TEXT SECTION:
For the past several years in the world of digital assets, one of the best strategies a project could adopt was to launch an initial coin offering (ICO). The project team simply needed to come up with an idea, create a smart contract, define the terms of the coin, publish a whitepaper, then make the coin available to the market.
This was very successful for a while. Billions of dollars were injected into the world of altcoins through ICOs.
However, over time specific drawbacks began to rear their ugly heads. Fake and fraudulent ICOs left investors in the lurch, which meant genuine projects were soon facing more difficulties during the funding and marketing stages.
As a result of these challenges, the initial exchange offering (IEO) was born, offering a significant improvement over the ICO model.
Now that IEOs have hit the scene, it makes sense for investors to learn how they work and, more to the point, how to rate, analyze, and review these offerings.
What Is an IEO and How Does It Work?
Similar to ICOs, IEOs offer a way to raise funds for blockchain projects. Usually, these are in the form of altcoins. These projects introduce their fundraising plans to a single exchange or several exchanges. The exchange, in this scenario, behaves as the counterparty.
With an IEO, there has to be a developer who requires funds for a project and contributors, or investors, willing to invest in said project. Finally, an exchange is needed to serve as the go-between for the developer of the blockchain project and the investors.
When the developers have their tokens ready to go, they make them available on the exchange. Investors and contributors create accounts on the exchange, which gives them access to the coins when they become available.
The Role of the Exchange
Investors then purchase the coins by trading reliable altcoins (or bitcoin) for the offering in which they’re interested. This is done in place of fiat currency. So, for example, bitcoin or Ethereum is deposited into the exchange account. The exchange acts as the middle man in this scenario, sending bitcoin or Ethereum to the developer and providing tokens to the investors.
This helps to reduce fraud since the exchange itself has vetted the project to ensure it’s a legitimate offering. The exchange does this prior to distributing the tokens to validate both the project and the investors interested in purchasing tokens.
This type of verification also creates confidence among other users as the project receives the support of a major exchange. Additionally, the listing fee and marketing costs are drastically reduced in an IEO, at least for the developer. This is due to the exchange using their own marketing and social media strengths to reach investors and users.
Now let’s take a look at how you can analyze and review an IEO before jumping into the investment fray.
How to Review and Analyze an IEO
Before you decide whether or not to participate in an IEO, you want to do your due diligence. Here are some ways you can determine whether or not the project is worth your time and money.
Research
Take a few moments and learn what you can about the project. Check out the social media websites of both the exchange(s) and the project to learn more about them. What is the project? What problem does it plan to solve? Is the exchange legitimate?
Additionally, it’s wise to learn as much about the project team as possible. Have they had previous successes or failures? What have they gleaned from previous opportunities? How familiar are they with the blockchain world? A project team that doesn’t have much experience or knowledge might require deeper vetting.
Documentation and Development
How far into the development process is the team prior to the IEO? While it isn’t necessary for a team to have a product prior to launching, it does help build confidence among its users and investors. Along the same lines, it’s imperative that the project has a clean website along with a detailed whitepaper to show investors that it should be taken seriously and has taken the necessary steps to be successful.

PROVIDED RECORDS:
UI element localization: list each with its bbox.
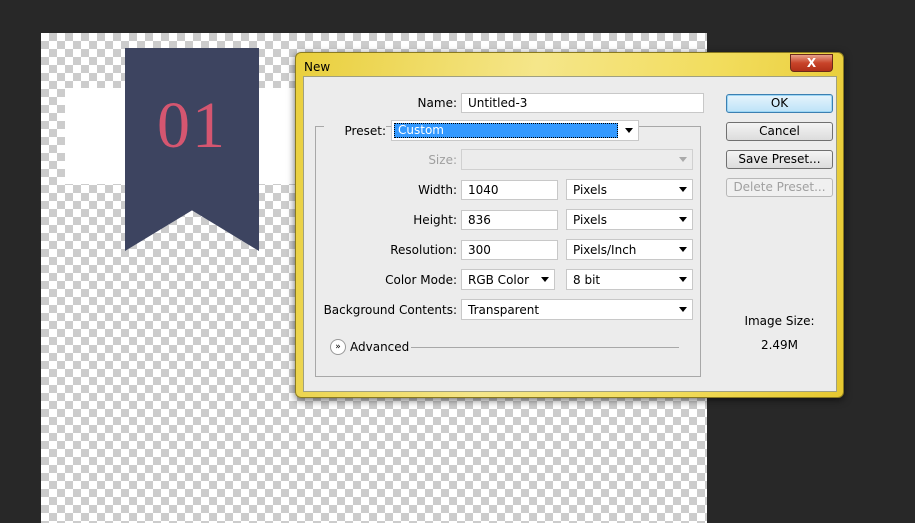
width-input[interactable]: 1040 [461,180,558,200]
chevron-down-icon [679,307,687,312]
height-label: Height: [413,213,457,227]
chevron-down-icon [541,277,549,282]
advanced-divider [411,347,679,348]
size-label: Size: [428,153,457,167]
preset-label: Preset: [324,124,386,138]
background-contents-value: Transparent [468,303,540,317]
delete-preset-button: Delete Preset... [726,178,833,197]
height-input[interactable]: 836 [461,210,558,230]
dialog-title: New [304,60,331,74]
color-mode-label: Color Mode: [385,273,457,287]
resolution-unit-value: Pixels/Inch [573,243,637,257]
dialog-body: Name: Untitled-3 Preset: Custom Size: Wi… [303,76,837,392]
preset-select[interactable]: Custom [391,120,639,141]
width-unit-value: Pixels [573,183,608,197]
image-size-value: 2.49M [760,338,799,352]
size-select [461,149,693,170]
chevron-down-icon [625,128,633,133]
width-unit-select[interactable]: Pixels [566,179,693,200]
advanced-expand-icon[interactable]: » [330,339,346,355]
cancel-button[interactable]: Cancel [726,122,833,141]
image-size-label: Image Size: [744,314,815,328]
resolution-input[interactable]: 300 [461,240,558,260]
chevron-down-icon [679,187,687,192]
preset-selected-value: Custom [394,123,618,138]
chevron-down-icon [679,217,687,222]
background-contents-label: Background Contents: [323,303,457,317]
resolution-label: Resolution: [390,243,457,257]
height-unit-select[interactable]: Pixels [566,209,693,230]
chevron-down-icon [679,157,687,162]
background-contents-select[interactable]: Transparent [461,299,693,320]
chevron-down-icon [679,247,687,252]
ok-button[interactable]: OK [726,94,833,113]
bit-depth-value: 8 bit [573,273,601,287]
close-button[interactable]: X [790,54,833,72]
color-mode-select[interactable]: RGB Color [461,269,555,290]
width-label: Width: [418,183,457,197]
ribbon-number: 01 [157,89,227,162]
new-document-dialog: New X Name: Untitled-3 Preset: Custom Si… [295,52,844,398]
bit-depth-select[interactable]: 8 bit [566,269,693,290]
resolution-unit-select[interactable]: Pixels/Inch [566,239,693,260]
name-label: Name: [417,96,457,110]
save-preset-button[interactable]: Save Preset... [726,150,833,169]
chevron-down-icon [679,277,687,282]
height-unit-value: Pixels [573,213,608,227]
name-input[interactable]: Untitled-3 [461,93,704,113]
color-mode-value: RGB Color [468,273,530,287]
advanced-label[interactable]: Advanced [350,340,409,354]
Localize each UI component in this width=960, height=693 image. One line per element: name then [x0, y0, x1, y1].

EXERCISE DIRECTIONS:
Reproduce the IEO article starting with "When the developers" and going on through "they become available.", switching "accounts" to "profiles".

RESULT:
When the developers have their tokens ready to go, they make them available on the exchange. Investors and contributors create profiles on the exchange, which gives them access to the coins when they become available.